• [Written request]: Count each line in which the word "that" appears. Reply with the total and nothing more.

Stored records:
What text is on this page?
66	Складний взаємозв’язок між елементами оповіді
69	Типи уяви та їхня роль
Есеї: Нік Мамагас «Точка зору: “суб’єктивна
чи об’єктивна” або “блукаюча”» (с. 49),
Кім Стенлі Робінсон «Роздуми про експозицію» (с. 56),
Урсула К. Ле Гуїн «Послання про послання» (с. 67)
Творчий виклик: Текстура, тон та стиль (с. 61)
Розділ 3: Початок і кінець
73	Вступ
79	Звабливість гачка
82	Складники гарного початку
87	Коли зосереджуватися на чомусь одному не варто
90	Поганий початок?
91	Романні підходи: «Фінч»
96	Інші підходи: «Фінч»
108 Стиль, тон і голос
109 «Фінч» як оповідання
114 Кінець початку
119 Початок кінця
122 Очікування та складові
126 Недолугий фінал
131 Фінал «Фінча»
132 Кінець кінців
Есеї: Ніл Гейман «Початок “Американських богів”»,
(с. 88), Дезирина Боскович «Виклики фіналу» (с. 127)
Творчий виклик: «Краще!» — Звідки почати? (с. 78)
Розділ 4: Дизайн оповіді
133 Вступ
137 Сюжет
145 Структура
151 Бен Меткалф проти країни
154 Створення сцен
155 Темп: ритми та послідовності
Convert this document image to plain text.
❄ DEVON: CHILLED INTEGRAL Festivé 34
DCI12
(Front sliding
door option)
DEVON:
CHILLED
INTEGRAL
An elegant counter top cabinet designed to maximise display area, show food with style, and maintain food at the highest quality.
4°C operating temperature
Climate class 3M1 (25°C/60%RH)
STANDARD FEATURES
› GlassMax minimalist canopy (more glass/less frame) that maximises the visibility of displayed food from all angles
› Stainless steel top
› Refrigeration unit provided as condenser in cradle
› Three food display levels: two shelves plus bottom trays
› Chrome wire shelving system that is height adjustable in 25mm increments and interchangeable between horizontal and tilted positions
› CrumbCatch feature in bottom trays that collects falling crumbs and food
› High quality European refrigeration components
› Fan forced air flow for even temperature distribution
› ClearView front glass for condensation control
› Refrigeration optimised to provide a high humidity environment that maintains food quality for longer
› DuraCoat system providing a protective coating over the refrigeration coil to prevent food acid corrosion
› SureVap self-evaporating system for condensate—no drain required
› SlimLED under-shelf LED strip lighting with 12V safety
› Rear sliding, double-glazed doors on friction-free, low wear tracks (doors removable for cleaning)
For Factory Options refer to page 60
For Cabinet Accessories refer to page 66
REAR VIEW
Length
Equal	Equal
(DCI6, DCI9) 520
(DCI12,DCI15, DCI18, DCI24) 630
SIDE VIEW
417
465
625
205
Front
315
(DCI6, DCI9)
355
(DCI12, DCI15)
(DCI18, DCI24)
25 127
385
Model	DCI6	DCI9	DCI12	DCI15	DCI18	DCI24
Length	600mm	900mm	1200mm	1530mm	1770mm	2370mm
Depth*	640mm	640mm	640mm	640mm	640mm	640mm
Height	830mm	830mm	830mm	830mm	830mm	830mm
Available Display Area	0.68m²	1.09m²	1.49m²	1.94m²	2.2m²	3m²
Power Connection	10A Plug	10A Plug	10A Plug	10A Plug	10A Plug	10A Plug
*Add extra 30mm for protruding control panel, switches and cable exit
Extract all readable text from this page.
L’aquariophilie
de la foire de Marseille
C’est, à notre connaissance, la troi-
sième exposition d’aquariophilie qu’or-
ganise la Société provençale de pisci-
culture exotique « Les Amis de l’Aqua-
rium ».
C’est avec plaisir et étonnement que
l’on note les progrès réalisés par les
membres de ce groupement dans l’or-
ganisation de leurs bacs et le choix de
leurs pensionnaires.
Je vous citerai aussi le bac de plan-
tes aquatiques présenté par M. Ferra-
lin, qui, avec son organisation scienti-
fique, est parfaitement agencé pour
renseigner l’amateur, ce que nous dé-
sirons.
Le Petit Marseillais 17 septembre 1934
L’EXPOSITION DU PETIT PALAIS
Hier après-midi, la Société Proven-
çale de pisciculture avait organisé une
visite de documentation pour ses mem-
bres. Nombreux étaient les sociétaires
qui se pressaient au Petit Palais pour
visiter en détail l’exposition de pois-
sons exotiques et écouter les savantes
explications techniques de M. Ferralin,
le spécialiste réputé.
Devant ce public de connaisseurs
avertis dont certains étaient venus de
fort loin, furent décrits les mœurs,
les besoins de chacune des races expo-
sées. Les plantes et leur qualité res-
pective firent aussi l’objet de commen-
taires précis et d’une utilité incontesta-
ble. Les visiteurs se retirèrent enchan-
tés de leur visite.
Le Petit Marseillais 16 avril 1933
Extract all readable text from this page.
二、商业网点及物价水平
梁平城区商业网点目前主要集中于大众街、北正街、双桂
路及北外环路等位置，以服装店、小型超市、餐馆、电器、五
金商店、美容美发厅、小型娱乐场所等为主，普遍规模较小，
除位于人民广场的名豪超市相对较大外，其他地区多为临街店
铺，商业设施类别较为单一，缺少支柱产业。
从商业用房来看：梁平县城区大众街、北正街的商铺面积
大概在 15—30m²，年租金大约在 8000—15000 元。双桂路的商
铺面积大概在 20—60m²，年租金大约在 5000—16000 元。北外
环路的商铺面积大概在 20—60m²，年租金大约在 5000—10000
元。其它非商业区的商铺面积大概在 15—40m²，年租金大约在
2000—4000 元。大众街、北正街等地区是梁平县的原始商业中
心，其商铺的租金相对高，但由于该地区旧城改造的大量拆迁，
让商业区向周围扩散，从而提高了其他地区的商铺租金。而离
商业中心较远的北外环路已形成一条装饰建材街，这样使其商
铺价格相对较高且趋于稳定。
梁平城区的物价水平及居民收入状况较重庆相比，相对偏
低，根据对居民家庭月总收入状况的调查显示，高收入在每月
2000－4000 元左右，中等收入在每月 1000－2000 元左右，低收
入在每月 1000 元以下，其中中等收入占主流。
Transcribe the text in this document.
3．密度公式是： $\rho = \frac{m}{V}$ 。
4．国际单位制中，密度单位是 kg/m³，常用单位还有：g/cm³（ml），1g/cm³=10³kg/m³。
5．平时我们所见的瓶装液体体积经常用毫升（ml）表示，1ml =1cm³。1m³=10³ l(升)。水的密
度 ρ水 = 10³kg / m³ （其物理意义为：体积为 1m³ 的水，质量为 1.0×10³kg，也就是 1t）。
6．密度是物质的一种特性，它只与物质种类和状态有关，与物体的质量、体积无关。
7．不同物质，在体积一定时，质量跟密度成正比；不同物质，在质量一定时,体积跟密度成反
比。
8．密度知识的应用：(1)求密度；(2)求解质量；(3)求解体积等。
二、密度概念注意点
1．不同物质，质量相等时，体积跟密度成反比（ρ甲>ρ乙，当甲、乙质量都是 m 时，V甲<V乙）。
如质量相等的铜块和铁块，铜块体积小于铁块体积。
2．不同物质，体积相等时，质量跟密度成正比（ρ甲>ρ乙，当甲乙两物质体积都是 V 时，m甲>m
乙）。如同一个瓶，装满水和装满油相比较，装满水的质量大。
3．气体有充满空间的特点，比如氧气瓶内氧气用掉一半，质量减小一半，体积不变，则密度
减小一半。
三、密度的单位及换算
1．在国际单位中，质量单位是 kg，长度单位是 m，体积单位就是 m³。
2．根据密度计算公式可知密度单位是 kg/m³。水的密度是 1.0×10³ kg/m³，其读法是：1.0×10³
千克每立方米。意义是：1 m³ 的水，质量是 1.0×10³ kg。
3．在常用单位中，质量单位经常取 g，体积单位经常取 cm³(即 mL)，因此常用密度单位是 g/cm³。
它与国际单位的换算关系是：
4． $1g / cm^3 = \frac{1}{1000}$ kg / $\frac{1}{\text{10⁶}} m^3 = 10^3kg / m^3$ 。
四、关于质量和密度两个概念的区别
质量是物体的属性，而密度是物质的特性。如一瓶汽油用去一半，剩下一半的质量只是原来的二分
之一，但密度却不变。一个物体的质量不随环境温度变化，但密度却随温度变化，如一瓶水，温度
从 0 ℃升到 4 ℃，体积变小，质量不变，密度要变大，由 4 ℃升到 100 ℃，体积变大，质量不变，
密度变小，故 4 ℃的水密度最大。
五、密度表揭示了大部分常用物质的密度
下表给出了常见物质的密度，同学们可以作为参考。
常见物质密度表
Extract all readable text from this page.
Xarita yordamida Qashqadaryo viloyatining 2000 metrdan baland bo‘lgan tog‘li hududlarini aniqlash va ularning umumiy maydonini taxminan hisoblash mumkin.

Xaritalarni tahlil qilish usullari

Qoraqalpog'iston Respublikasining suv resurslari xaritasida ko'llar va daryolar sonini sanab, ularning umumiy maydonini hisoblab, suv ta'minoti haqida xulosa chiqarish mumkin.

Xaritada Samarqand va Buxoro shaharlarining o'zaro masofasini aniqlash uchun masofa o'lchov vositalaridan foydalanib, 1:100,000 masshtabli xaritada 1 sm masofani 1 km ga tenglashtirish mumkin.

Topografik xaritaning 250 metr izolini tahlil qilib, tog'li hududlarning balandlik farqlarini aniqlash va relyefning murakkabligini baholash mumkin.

• [Expected output]: 4